====== Data

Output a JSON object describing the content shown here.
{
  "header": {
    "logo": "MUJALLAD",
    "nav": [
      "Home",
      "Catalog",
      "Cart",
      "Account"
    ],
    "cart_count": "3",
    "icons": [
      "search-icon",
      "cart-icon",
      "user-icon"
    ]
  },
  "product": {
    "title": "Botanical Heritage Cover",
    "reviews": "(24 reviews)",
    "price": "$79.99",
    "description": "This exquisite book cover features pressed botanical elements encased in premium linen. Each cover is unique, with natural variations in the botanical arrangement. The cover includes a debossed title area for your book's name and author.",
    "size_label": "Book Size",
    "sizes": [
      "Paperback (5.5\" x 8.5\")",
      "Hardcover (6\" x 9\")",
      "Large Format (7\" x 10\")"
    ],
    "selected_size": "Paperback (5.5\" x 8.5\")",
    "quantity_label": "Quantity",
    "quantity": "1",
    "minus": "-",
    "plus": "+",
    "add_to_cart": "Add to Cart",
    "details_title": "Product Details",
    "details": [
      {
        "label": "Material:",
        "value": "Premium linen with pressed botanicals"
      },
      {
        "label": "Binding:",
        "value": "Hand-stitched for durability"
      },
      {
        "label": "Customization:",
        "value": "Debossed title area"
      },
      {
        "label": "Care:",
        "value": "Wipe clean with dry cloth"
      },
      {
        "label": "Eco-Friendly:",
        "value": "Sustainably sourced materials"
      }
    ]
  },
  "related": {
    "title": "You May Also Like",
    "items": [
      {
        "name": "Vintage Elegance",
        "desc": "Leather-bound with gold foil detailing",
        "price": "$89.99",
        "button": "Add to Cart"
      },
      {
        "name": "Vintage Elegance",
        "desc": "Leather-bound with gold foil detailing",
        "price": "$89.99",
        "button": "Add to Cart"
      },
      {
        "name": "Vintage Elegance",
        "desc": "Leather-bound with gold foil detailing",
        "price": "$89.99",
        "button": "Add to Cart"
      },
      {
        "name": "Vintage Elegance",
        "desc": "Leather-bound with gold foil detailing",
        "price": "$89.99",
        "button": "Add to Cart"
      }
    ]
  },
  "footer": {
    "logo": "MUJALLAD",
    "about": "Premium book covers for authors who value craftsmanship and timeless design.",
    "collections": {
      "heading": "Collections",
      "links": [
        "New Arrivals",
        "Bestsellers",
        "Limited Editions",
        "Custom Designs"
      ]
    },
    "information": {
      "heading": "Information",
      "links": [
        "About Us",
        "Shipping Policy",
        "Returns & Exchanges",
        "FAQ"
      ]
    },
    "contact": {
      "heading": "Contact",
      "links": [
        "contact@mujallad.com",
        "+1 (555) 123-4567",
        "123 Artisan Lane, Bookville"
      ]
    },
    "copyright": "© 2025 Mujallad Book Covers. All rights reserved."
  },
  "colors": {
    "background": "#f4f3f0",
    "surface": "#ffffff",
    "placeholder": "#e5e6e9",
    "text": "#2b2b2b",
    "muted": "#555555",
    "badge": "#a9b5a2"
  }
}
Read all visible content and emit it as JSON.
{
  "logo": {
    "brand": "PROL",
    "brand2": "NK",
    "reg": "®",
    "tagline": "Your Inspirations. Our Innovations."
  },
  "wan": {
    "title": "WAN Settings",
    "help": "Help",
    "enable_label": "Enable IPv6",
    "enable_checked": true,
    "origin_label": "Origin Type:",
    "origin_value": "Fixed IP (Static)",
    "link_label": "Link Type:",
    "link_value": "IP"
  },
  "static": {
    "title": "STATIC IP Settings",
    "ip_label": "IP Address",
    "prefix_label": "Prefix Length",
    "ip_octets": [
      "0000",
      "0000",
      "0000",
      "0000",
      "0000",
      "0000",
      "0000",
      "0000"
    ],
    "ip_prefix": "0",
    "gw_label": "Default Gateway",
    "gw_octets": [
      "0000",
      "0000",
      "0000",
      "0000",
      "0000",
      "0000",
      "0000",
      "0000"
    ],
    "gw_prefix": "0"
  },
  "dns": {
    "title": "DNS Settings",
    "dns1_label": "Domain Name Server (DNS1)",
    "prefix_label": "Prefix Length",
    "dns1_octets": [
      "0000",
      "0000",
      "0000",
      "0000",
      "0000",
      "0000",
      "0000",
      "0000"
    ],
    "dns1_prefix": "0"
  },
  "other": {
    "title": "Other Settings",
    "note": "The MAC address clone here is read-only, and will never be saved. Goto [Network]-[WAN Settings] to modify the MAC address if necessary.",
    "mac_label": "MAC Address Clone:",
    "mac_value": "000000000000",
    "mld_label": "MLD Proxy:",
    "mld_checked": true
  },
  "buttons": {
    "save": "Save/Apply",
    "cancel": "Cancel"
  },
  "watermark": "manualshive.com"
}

============

### Your instructions
Transcribe all of the entries without altering anything.

### Expected output
Output a JSON object describing the content shown here.
{
  "header": {
    "logo": "MUJALLAD",
    "nav": [
      "Home",
      "Catalog",
      "Cart",
      "Account"
    ],
    "cart_count": "3",
    "icons": [
      "search-icon",
      "cart-icon",
      "user-icon"
    ]
  },
  "product": {
    "title": "Botanical Heritage Cover",
    "reviews": "(24 reviews)",
    "price": "$79.99",
    "description": "This exquisite book cover features pressed botanical elements encased in premium linen. Each cover is unique, with natural variations in the botanical arrangement. The cover includes a debossed title area for your book's name and author.",
    "size_label": "Book Size",
    "sizes": [
      "Paperback (5.5\" x 8.5\")",
      "Hardcover (6\" x 9\")",
      "Large Format (7\" x 10\")"
    ],
    "selected_size": "Paperback (5.5\" x 8.5\")",
    "quantity_label": "Quantity",
    "quantity": "1",
    "minus": "-",
    "plus": "+",
    "add_to_cart": "Add to Cart",
    "details_title": "Product Details",
    "details": [
      {
        "label": "Material:",
        "value": "Premium linen with pressed botanicals"
      },
      {
        "label": "Binding:",
        "value": "Hand-stitched for durability"
      },
      {
        "label": "Customization:",
        "value": "Debossed title area"
      },
      {
        "label": "Care:",
        "value": "Wipe clean with dry cloth"
      },
      {
        "label": "Eco-Friendly:",
        "value": "Sustainably sourced materials"
      }
    ]
  },
  "related": {
    "title": "You May Also Like",
    "items": [
      {
        "name": "Vintage Elegance",
        "desc": "Leather-bound with gold foil detailing",
        "price": "$89.99",
        "button": "Add to Cart"
      },
      {
        "name": "Vintage Elegance",
        "desc": "Leather-bound with gold foil detailing",
        "price": "$89.99",
        "button": "Add to Cart"
      },
      {
        "name": "Vintage Elegance",
        "desc": "Leather-bound with gold foil detailing",
        "price": "$89.99",
        "button": "Add to Cart"
      },
      {
        "name": "Vintage Elegance",
        "desc": "Leather-bound with gold foil detailing",
        "price": "$89.99",
        "button": "Add to Cart"
      }
    ]
  },
  "footer": {
    "logo": "MUJALLAD",
    "about": "Premium book covers for authors who value craftsmanship and timeless design.",
    "collections": {
      "heading": "Collections",
      "links": [
        "New Arrivals",
        "Bestsellers",
        "Limited Editions",
        "Custom Designs"
      ]
    },
    "information": {
      "heading": "Information",
      "links": [
        "About Us",
        "Shipping Policy",
        "Returns & Exchanges",
        "FAQ"
      ]
    },
    "contact": {
      "heading": "Contact",
      "links": [
        "contact@mujallad.com",
        "+1 (555) 123-4567",
        "123 Artisan Lane, Bookville"
      ]
    },
    "copyright": "© 2025 Mujallad Book Covers. All rights reserved."
  },
  "colors": {
    "background": "#f4f3f0",
    "surface": "#ffffff",
    "placeholder": "#e5e6e9",
    "text": "#2b2b2b",
    "muted": "#555555",
    "badge": "#a9b5a2"
  }
}
Read all visible content and emit it as JSON.
{
  "logo": {
    "brand": "PROL",
    "brand2": "NK",
    "reg": "®",
    "tagline": "Your Inspirations. Our Innovations."
  },
  "wan": {
    "title": "WAN Settings",
    "help": "Help",
    "enable_label": "Enable IPv6",
    "enable_checked": true,
    "origin_label": "Origin Type:",
    "origin_value": "Fixed IP (Static)",
    "link_label": "Link Type:",
    "link_value": "IP"
  },
  "static": {
    "title": "STATIC IP Settings",
    "ip_label": "IP Address",
    "prefix_label": "Prefix Length",
    "ip_octets": [
      "0000",
      "0000",
      "0000",
      "0000",
      "0000",
      "0000",
      "0000",
      "0000"
    ],
    "ip_prefix": "0",
    "gw_label": "Default Gateway",
    "gw_octets": [
      "0000",
      "0000",
      "0000",
      "0000",
      "0000",
      "0000",
      "0000",
      "0000"
    ],
    "gw_prefix": "0"
  },
  "dns": {
    "title": "DNS Settings",
    "dns1_label": "Domain Name Server (DNS1)",
    "prefix_label": "Prefix Length",
    "dns1_octets": [
      "0000",
      "0000",
      "0000",
      "0000",
      "0000",
      "0000",
      "0000",
      "0000"
    ],
    "dns1_prefix": "0"
  },
  "other": {
    "title": "Other Settings",
    "note": "The MAC address clone here is read-only, and will never be saved. Goto [Network]-[WAN Settings] to modify the MAC address if necessary.",
    "mac_label": "MAC Address Clone:",
    "mac_value": "000000000000",
    "mld_label": "MLD Proxy:",
    "mld_checked": true
  },
  "buttons": {
    "save": "Save/Apply",
    "cancel": "Cancel"
  },
  "watermark": "manualshive.com"
}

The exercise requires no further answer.